::: Input for this task :::
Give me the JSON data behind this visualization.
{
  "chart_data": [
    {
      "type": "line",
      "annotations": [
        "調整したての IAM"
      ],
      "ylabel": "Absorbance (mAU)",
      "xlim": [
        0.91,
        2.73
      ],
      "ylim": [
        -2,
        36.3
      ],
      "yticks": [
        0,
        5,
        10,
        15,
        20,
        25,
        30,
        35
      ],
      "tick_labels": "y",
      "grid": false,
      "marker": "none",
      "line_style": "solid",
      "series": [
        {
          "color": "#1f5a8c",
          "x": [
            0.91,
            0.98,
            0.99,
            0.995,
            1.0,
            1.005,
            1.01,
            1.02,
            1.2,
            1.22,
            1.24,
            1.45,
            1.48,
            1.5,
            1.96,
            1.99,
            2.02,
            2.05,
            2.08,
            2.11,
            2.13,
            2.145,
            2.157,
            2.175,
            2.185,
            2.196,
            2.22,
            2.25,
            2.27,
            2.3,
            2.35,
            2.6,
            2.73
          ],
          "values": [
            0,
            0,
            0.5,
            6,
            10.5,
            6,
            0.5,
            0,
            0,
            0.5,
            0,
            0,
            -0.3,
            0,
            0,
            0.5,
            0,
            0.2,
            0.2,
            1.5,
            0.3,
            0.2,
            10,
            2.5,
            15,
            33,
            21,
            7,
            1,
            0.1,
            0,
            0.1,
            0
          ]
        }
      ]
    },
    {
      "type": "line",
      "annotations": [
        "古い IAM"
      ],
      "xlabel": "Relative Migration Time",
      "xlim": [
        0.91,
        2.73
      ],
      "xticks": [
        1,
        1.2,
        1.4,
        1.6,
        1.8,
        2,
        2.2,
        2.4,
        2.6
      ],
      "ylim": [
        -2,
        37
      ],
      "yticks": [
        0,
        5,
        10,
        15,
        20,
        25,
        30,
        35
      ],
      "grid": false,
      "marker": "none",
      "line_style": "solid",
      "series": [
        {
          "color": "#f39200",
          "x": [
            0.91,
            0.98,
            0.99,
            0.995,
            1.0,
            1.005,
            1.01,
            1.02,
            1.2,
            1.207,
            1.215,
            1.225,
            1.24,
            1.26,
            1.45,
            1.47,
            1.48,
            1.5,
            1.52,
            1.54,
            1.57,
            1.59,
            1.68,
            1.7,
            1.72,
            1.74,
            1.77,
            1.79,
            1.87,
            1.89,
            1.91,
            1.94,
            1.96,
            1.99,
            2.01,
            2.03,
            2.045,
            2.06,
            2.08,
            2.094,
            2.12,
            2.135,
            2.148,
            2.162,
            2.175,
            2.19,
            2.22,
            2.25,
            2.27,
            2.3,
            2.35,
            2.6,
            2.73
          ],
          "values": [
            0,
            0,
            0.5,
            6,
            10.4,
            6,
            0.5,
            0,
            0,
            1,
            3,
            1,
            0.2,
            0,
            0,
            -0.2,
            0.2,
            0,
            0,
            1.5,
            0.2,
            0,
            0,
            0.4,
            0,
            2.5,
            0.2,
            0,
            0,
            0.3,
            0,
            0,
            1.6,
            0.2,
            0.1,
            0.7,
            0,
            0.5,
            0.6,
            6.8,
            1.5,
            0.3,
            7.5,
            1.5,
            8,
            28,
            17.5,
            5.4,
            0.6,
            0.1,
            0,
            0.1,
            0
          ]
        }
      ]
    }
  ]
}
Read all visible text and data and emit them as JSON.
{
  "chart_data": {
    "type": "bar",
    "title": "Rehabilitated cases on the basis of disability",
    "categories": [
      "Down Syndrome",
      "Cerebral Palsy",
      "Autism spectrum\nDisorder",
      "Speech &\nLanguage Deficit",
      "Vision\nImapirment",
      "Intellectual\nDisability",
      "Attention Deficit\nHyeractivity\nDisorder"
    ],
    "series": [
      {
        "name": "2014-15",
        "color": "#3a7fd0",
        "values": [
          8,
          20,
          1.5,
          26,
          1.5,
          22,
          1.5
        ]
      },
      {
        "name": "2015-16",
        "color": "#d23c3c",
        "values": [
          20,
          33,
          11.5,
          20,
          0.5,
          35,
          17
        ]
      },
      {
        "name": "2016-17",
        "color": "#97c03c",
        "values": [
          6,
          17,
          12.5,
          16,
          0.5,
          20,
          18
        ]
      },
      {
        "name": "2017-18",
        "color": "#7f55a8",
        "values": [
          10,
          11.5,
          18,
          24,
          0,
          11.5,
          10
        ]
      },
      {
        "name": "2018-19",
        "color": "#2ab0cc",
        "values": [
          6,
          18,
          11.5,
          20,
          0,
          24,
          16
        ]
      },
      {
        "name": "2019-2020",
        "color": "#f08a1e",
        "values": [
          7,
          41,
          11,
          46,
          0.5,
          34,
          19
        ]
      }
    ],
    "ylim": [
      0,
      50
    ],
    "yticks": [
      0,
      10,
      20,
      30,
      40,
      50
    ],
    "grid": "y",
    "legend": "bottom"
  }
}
:::
All of the entries should be written out again exactly.

Give me the JSON data behind this visualization.
{
  "chart_data": [
    {
      "type": "line",
      "annotations": [
        "調整したての IAM"
      ],
      "ylabel": "Absorbance (mAU)",
      "xlim": [
        0.91,
        2.73
      ],
      "ylim": [
        -2,
        36.3
      ],
      "yticks": [
        0,
        5,
        10,
        15,
        20,
        25,
        30,
        35
      ],
      "tick_labels": "y",
      "grid": false,
      "marker": "none",
      "line_style": "solid",
      "series": [
        {
          "color": "#1f5a8c",
          "x": [
            0.91,
            0.98,
            0.99,
            0.995,
            1.0,
            1.005,
            1.01,
            1.02,
            1.2,
            1.22,
            1.24,
            1.45,
            1.48,
            1.5,
            1.96,
            1.99,
            2.02,
            2.05,
            2.08,
            2.11,
            2.13,
            2.145,
            2.157,
            2.175,
            2.185,
            2.196,
            2.22,
            2.25,
            2.27,
            2.3,
            2.35,
            2.6,
            2.73
          ],
          "values": [
            0,
            0,
            0.5,
            6,
            10.5,
            6,
            0.5,
            0,
            0,
            0.5,
            0,
            0,
            -0.3,
            0,
            0,
            0.5,
            0,
            0.2,
            0.2,
            1.5,
            0.3,
            0.2,
            10,
            2.5,
            15,
            33,
            21,
            7,
            1,
            0.1,
            0,
            0.1,
            0
          ]
        }
      ]
    },
    {
      "type": "line",
      "annotations": [
        "古い IAM"
      ],
      "xlabel": "Relative Migration Time",
      "xlim": [
        0.91,
        2.73
      ],
      "xticks": [
        1,
        1.2,
        1.4,
        1.6,
        1.8,
        2,
        2.2,
        2.4,
        2.6
      ],
      "ylim": [
        -2,
        37
      ],
      "yticks": [
        0,
        5,
        10,
        15,
        20,
        25,
        30,
        35
      ],
      "grid": false,
      "marker": "none",
      "line_style": "solid",
      "series": [
        {
          "color": "#f39200",
          "x": [
            0.91,
            0.98,
            0.99,
            0.995,
            1.0,
            1.005,
            1.01,
            1.02,
            1.2,
            1.207,
            1.215,
            1.225,
            1.24,
            1.26,
            1.45,
            1.47,
            1.48,
            1.5,
            1.52,
            1.54,
            1.57,
            1.59,
            1.68,
            1.7,
            1.72,
            1.74,
            1.77,
            1.79,
            1.87,
            1.89,
            1.91,
            1.94,
            1.96,
            1.99,
            2.01,
            2.03,
            2.045,
            2.06,
            2.08,
            2.094,
            2.12,
            2.135,
            2.148,
            2.162,
            2.175,
            2.19,
            2.22,
            2.25,
            2.27,
            2.3,
            2.35,
            2.6,
            2.73
          ],
          "values": [
            0,
            0,
            0.5,
            6,
            10.4,
            6,
            0.5,
            0,
            0,
            1,
            3,
            1,
            0.2,
            0,
            0,
            -0.2,
            0.2,
            0,
            0,
            1.5,
            0.2,
            0,
            0,
            0.4,
            0,
            2.5,
            0.2,
            0,
            0,
            0.3,
            0,
            0,
            1.6,
            0.2,
            0.1,
            0.7,
            0,
            0.5,
            0.6,
            6.8,
            1.5,
            0.3,
            7.5,
            1.5,
            8,
            28,
            17.5,
            5.4,
            0.6,
            0.1,
            0,
            0.1,
            0
          ]
        }
      ]
    }
  ]
}
Read all visible text and data and emit them as JSON.
{
  "chart_data": {
    "type": "bar",
    "title": "Rehabilitated cases on the basis of disability",
    "categories": [
      "Down Syndrome",
      "Cerebral Palsy",
      "Autism spectrum\nDisorder",
      "Speech &\nLanguage Deficit",
      "Vision\nImapirment",
      "Intellectual\nDisability",
      "Attention Deficit\nHyeractivity\nDisorder"
    ],
    "series": [
      {
        "name": "2014-15",
        "color": "#3a7fd0",
        "values": [
          8,
          20,
          1.5,
          26,
          1.5,
          22,
          1.5
        ]
      },
      {
        "name": "2015-16",
        "color": "#d23c3c",
        "values": [
          20,
          33,
          11.5,
          20,
          0.5,
          35,
          17
        ]
      },
      {
        "name": "2016-17",
        "color": "#97c03c",
        "values": [
          6,
          17,
          12.5,
          16,
          0.5,
          20,
          18
        ]
      },
      {
        "name": "2017-18",
        "color": "#7f55a8",
        "values": [
          10,
          11.5,
          18,
          24,
          0,
          11.5,
          10
        ]
      },
      {
        "name": "2018-19",
        "color": "#2ab0cc",
        "values": [
          6,
          18,
          11.5,
          20,
          0,
          24,
          16
        ]
      },
      {
        "name": "2019-2020",
        "color": "#f08a1e",
        "values": [
          7,
          41,
          11,
          46,
          0.5,
          34,
          19
        ]
      }
    ],
    "ylim": [
      0,
      50
    ],
    "yticks": [
      0,
      10,
      20,
      30,
      40,
      50
    ],
    "grid": "y",
    "legend": "bottom"
  }
}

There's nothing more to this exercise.